Instructions for the task:
Locate each line holding the string "stochastic" and copy it.

Dataset content:
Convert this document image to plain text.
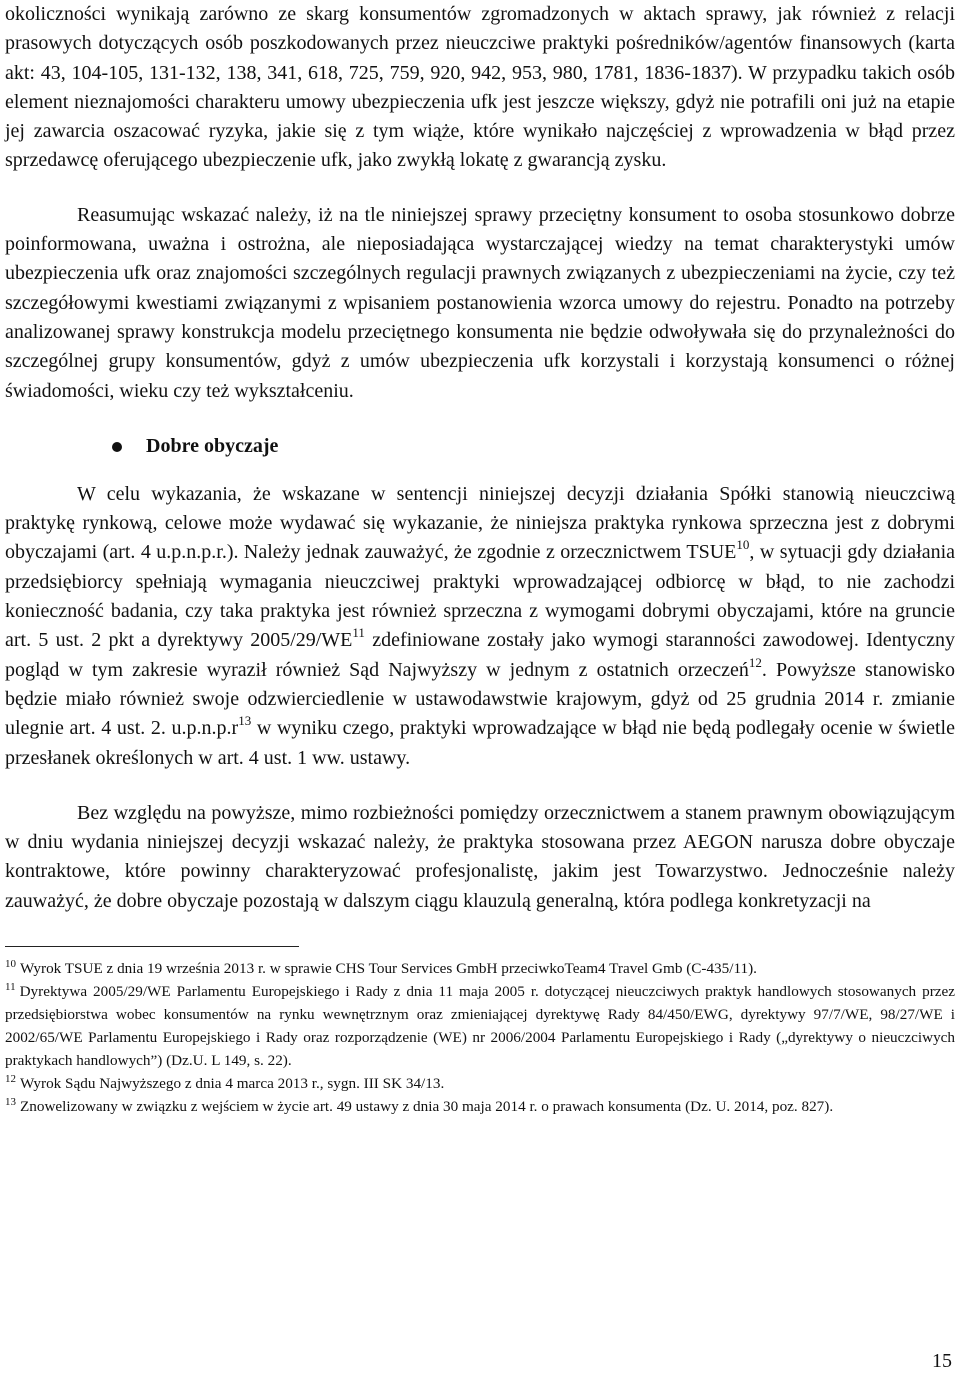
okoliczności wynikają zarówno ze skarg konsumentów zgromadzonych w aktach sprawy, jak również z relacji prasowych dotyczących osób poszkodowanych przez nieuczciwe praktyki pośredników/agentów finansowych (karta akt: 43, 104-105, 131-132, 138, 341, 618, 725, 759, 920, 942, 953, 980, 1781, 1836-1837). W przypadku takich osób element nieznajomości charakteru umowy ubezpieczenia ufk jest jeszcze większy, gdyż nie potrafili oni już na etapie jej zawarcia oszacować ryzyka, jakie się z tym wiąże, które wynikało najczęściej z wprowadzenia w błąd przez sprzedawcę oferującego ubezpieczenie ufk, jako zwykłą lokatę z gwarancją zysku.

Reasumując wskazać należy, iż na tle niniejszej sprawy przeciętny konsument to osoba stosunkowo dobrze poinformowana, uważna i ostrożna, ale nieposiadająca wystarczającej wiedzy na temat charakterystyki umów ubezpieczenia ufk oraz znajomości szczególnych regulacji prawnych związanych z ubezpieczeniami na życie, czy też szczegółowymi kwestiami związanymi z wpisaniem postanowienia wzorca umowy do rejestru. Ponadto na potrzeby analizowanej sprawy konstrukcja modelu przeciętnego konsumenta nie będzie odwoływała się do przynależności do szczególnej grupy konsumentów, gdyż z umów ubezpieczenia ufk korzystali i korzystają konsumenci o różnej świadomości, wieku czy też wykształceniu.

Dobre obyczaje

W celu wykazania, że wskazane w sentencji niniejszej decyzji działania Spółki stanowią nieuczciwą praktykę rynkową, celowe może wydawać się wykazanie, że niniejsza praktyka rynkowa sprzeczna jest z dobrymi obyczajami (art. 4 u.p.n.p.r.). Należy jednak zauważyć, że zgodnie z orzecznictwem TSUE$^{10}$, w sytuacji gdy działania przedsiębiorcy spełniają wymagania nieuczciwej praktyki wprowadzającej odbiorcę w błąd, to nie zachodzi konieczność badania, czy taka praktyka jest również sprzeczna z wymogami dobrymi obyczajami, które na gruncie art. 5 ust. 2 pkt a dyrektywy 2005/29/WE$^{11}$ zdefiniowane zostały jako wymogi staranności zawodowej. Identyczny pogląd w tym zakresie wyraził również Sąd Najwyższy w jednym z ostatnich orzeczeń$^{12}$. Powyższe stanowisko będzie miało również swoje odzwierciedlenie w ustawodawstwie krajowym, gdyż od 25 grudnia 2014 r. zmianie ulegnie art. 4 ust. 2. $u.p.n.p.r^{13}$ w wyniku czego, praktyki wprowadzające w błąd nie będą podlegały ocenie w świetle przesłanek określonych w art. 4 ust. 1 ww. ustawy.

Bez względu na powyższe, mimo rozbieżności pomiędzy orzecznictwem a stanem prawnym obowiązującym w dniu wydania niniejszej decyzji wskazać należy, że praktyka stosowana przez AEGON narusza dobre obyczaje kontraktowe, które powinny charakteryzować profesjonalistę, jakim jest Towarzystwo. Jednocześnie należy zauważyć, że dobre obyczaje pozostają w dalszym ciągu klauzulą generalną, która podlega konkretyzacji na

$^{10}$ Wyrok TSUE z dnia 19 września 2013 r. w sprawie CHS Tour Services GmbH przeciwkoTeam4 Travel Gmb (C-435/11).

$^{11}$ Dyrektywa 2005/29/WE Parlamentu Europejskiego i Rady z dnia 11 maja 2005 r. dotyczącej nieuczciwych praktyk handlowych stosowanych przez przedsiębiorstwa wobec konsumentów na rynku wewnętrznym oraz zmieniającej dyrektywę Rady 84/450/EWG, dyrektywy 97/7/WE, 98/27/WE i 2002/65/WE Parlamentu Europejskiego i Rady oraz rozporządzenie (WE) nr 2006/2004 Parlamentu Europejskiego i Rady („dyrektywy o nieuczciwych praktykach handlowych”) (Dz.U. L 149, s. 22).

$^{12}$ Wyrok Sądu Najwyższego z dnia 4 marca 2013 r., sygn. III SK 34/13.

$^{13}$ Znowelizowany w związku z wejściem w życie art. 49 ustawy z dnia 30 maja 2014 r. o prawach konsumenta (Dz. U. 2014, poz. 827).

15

---

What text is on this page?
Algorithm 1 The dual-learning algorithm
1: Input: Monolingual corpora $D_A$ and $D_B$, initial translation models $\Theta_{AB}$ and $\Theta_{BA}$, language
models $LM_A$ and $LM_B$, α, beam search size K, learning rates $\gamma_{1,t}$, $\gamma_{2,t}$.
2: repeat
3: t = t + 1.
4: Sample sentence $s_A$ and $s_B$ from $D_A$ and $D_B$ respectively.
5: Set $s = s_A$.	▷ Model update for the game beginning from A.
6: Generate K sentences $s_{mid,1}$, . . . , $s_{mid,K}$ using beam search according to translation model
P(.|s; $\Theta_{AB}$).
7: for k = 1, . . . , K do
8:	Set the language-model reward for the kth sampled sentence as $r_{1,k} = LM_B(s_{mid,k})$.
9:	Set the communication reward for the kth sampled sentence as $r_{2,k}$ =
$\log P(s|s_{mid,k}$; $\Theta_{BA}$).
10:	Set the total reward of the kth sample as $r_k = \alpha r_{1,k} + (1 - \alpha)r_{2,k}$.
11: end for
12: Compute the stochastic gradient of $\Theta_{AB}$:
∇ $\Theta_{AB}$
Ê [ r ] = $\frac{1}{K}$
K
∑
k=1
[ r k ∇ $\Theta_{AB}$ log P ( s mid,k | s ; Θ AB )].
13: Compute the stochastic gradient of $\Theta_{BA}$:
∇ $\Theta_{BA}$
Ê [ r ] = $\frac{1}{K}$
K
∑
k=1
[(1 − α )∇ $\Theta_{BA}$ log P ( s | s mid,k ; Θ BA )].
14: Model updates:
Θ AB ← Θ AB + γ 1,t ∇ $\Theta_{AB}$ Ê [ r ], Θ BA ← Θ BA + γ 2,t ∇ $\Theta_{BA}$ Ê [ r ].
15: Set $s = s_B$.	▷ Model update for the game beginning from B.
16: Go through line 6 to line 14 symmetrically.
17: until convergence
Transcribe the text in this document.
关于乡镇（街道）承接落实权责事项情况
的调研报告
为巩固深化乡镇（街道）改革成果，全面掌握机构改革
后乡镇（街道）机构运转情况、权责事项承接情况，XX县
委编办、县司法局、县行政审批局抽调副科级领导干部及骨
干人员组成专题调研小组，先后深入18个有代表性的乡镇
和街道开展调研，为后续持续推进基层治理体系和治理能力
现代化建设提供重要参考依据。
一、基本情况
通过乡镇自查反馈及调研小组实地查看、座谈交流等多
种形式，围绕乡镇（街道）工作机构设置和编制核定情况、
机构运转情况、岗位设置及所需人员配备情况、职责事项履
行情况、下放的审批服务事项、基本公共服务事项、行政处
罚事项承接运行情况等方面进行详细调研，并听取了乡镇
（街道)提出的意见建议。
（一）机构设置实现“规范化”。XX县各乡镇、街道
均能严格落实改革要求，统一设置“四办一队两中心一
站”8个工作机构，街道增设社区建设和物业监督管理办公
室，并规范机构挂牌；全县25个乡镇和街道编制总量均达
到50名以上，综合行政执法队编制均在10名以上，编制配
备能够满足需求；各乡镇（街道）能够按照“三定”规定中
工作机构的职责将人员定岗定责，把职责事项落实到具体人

Result of the exercise:
12: Compute the stochastic gradient of $\Theta_{AB}$:
13: Compute the stochastic gradient of $\Theta_{BA}$:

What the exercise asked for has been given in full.